▸ **WORK REQUIRED**: Go through the entries and transcribe each one exactly, dropping the pictures.

-- Start --

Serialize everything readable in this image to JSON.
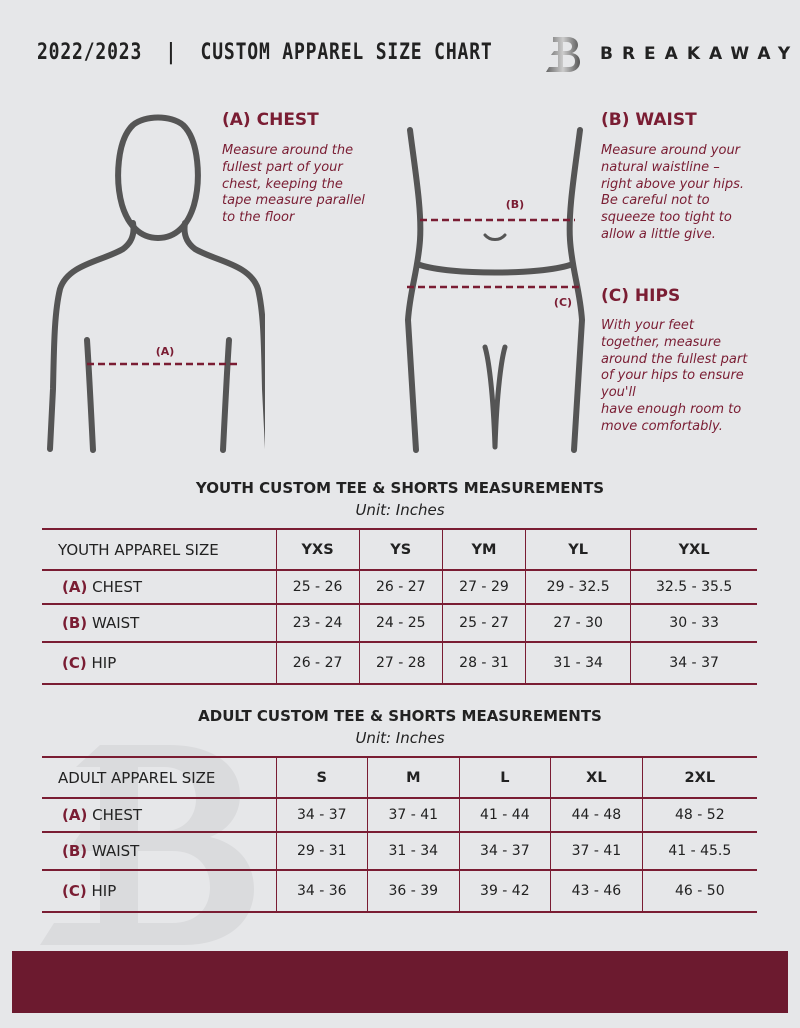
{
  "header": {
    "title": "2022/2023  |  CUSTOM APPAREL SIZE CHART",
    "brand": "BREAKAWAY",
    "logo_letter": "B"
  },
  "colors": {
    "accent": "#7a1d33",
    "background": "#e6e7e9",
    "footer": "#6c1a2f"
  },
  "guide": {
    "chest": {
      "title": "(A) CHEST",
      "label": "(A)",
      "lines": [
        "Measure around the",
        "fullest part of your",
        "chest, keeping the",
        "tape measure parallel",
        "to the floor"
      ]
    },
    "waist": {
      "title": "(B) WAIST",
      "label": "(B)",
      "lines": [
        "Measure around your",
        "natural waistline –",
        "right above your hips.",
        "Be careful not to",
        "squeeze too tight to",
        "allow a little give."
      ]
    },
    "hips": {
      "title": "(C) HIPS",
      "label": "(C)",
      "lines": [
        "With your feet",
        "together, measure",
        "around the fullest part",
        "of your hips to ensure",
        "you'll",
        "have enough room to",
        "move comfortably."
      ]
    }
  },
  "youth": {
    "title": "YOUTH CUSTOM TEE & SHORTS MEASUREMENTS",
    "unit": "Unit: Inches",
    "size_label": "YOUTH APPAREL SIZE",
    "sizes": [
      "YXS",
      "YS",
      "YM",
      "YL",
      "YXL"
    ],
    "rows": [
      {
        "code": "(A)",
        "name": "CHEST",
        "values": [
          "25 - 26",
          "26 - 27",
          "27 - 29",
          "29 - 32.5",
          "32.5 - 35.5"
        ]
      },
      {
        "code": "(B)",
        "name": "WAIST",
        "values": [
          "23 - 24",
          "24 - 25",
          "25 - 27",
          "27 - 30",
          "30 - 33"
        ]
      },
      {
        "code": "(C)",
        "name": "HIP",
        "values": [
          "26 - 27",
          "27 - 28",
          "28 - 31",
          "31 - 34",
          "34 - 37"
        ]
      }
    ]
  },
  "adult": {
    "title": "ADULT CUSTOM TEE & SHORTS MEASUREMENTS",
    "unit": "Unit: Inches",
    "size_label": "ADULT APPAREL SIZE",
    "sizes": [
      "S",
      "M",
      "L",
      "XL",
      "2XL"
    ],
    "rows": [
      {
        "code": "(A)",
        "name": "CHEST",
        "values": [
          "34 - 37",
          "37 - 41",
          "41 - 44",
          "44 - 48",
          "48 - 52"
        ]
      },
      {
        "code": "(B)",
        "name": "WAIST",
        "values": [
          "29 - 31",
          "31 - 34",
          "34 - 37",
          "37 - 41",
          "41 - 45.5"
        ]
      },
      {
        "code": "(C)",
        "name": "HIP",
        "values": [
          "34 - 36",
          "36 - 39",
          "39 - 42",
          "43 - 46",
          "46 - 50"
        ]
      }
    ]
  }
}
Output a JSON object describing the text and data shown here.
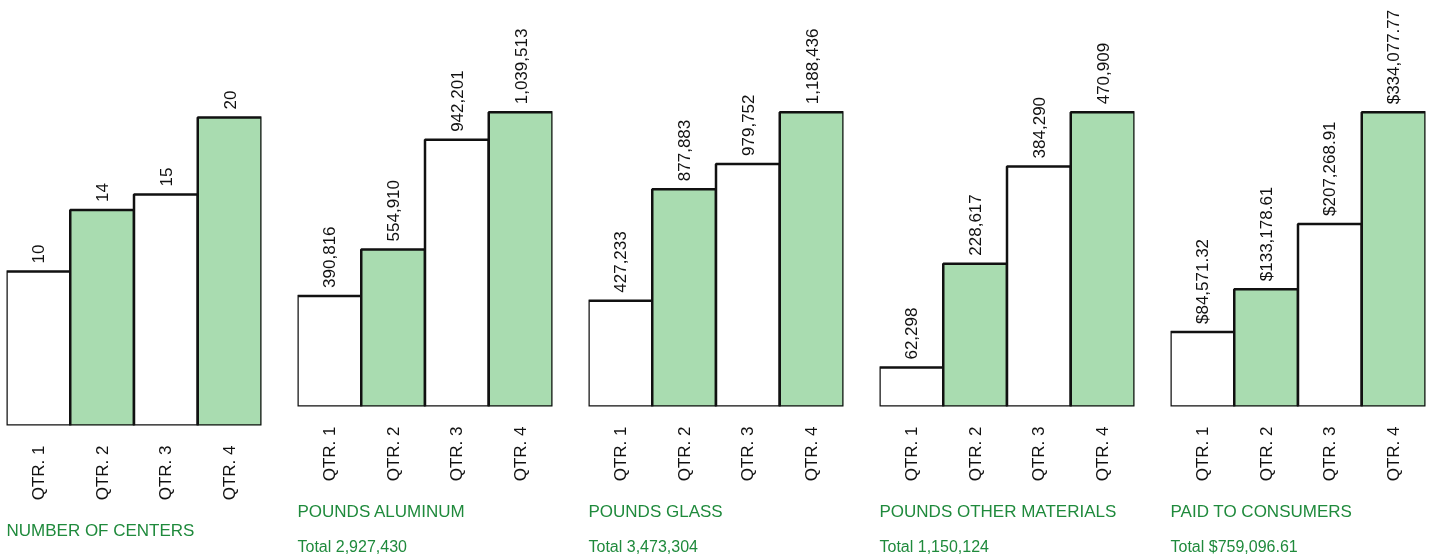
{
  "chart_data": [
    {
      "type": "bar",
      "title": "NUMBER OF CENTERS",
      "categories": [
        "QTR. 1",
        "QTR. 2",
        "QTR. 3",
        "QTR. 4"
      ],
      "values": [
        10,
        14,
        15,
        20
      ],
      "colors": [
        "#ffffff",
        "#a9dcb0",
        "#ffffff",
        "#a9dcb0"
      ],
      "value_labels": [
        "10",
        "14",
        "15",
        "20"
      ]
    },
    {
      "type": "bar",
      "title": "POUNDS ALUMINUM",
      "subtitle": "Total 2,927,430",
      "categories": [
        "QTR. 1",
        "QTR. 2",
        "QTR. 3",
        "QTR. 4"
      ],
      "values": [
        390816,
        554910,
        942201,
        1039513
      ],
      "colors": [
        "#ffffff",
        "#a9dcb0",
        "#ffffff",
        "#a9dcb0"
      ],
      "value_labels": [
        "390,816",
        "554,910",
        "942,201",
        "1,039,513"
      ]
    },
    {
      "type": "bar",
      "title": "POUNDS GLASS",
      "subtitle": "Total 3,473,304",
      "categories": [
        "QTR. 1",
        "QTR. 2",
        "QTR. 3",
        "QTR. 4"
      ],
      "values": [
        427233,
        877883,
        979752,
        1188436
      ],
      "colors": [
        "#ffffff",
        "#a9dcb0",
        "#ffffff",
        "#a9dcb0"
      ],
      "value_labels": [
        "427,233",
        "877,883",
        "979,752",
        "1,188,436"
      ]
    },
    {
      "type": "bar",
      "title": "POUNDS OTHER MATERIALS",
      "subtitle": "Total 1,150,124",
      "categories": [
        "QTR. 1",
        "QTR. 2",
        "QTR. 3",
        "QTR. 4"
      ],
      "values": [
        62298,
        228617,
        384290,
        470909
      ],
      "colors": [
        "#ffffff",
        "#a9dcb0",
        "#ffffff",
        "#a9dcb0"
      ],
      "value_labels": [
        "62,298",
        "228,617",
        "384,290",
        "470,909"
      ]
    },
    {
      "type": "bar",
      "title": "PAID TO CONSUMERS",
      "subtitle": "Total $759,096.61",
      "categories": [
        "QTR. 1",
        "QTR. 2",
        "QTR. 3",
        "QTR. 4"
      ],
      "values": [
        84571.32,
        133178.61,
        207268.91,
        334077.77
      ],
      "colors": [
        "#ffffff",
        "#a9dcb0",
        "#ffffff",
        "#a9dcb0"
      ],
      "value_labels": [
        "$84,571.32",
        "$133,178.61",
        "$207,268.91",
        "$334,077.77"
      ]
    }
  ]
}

-- End --

▸ **EXERCISE OUTPUT**:
Serialize everything readable in this image to JSON.
{
  "header": {
    "title": "2022/2023  |  CUSTOM APPAREL SIZE CHART",
    "brand": "BREAKAWAY",
    "logo_letter": "B"
  },
  "colors": {
    "accent": "#7a1d33",
    "background": "#e6e7e9",
    "footer": "#6c1a2f"
  },
  "guide": {
    "chest": {
      "title": "(A) CHEST",
      "label": "(A)",
      "lines": [
        "Measure around the",
        "fullest part of your",
        "chest, keeping the",
        "tape measure parallel",
        "to the floor"
      ]
    },
    "waist": {
      "title": "(B) WAIST",
      "label": "(B)",
      "lines": [
        "Measure around your",
        "natural waistline –",
        "right above your hips.",
        "Be careful not to",
        "squeeze too tight to",
        "allow a little give."
      ]
    },
    "hips": {
      "title": "(C) HIPS",
      "label": "(C)",
      "lines": [
        "With your feet",
        "together, measure",
        "around the fullest part",
        "of your hips to ensure",
        "you'll",
        "have enough room to",
        "move comfortably."
      ]
    }
  },
  "youth": {
    "title": "YOUTH CUSTOM TEE & SHORTS MEASUREMENTS",
    "unit": "Unit: Inches",
    "size_label": "YOUTH APPAREL SIZE",
    "sizes": [
      "YXS",
      "YS",
      "YM",
      "YL",
      "YXL"
    ],
    "rows": [
      {
        "code": "(A)",
        "name": "CHEST",
        "values": [
          "25 - 26",
          "26 - 27",
          "27 - 29",
          "29 - 32.5",
          "32.5 - 35.5"
        ]
      },
      {
        "code": "(B)",
        "name": "WAIST",
        "values": [
          "23 - 24",
          "24 - 25",
          "25 - 27",
          "27 - 30",
          "30 - 33"
        ]
      },
      {
        "code": "(C)",
        "name": "HIP",
        "values": [
          "26 - 27",
          "27 - 28",
          "28 - 31",
          "31 - 34",
          "34 - 37"
        ]
      }
    ]
  },
  "adult": {
    "title": "ADULT CUSTOM TEE & SHORTS MEASUREMENTS",
    "unit": "Unit: Inches",
    "size_label": "ADULT APPAREL SIZE",
    "sizes": [
      "S",
      "M",
      "L",
      "XL",
      "2XL"
    ],
    "rows": [
      {
        "code": "(A)",
        "name": "CHEST",
        "values": [
          "34 - 37",
          "37 - 41",
          "41 - 44",
          "44 - 48",
          "48 - 52"
        ]
      },
      {
        "code": "(B)",
        "name": "WAIST",
        "values": [
          "29 - 31",
          "31 - 34",
          "34 - 37",
          "37 - 41",
          "41 - 45.5"
        ]
      },
      {
        "code": "(C)",
        "name": "HIP",
        "values": [
          "34 - 36",
          "36 - 39",
          "39 - 42",
          "43 - 46",
          "46 - 50"
        ]
      }
    ]
  }
}
Output a JSON object describing the text and data shown here.
{
  "chart_data": [
    {
      "type": "bar",
      "title": "NUMBER OF CENTERS",
      "categories": [
        "QTR. 1",
        "QTR. 2",
        "QTR. 3",
        "QTR. 4"
      ],
      "values": [
        10,
        14,
        15,
        20
      ],
      "colors": [
        "#ffffff",
        "#a9dcb0",
        "#ffffff",
        "#a9dcb0"
      ],
      "value_labels": [
        "10",
        "14",
        "15",
        "20"
      ]
    },
    {
      "type": "bar",
      "title": "POUNDS ALUMINUM",
      "subtitle": "Total 2,927,430",
      "categories": [
        "QTR. 1",
        "QTR. 2",
        "QTR. 3",
        "QTR. 4"
      ],
      "values": [
        390816,
        554910,
        942201,
        1039513
      ],
      "colors": [
        "#ffffff",
        "#a9dcb0",
        "#ffffff",
        "#a9dcb0"
      ],
      "value_labels": [
        "390,816",
        "554,910",
        "942,201",
        "1,039,513"
      ]
    },
    {
      "type": "bar",
      "title": "POUNDS GLASS",
      "subtitle": "Total 3,473,304",
      "categories": [
        "QTR. 1",
        "QTR. 2",
        "QTR. 3",
        "QTR. 4"
      ],
      "values": [
        427233,
        877883,
        979752,
        1188436
      ],
      "colors": [
        "#ffffff",
        "#a9dcb0",
        "#ffffff",
        "#a9dcb0"
      ],
      "value_labels": [
        "427,233",
        "877,883",
        "979,752",
        "1,188,436"
      ]
    },
    {
      "type": "bar",
      "title": "POUNDS OTHER MATERIALS",
      "subtitle": "Total 1,150,124",
      "categories": [
        "QTR. 1",
        "QTR. 2",
        "QTR. 3",
        "QTR. 4"
      ],
      "values": [
        62298,
        228617,
        384290,
        470909
      ],
      "colors": [
        "#ffffff",
        "#a9dcb0",
        "#ffffff",
        "#a9dcb0"
      ],
      "value_labels": [
        "62,298",
        "228,617",
        "384,290",
        "470,909"
      ]
    },
    {
      "type": "bar",
      "title": "PAID TO CONSUMERS",
      "subtitle": "Total $759,096.61",
      "categories": [
        "QTR. 1",
        "QTR. 2",
        "QTR. 3",
        "QTR. 4"
      ],
      "values": [
        84571.32,
        133178.61,
        207268.91,
        334077.77
      ],
      "colors": [
        "#ffffff",
        "#a9dcb0",
        "#ffffff",
        "#a9dcb0"
      ],
      "value_labels": [
        "$84,571.32",
        "$133,178.61",
        "$207,268.91",
        "$334,077.77"
      ]
    }
  ]
}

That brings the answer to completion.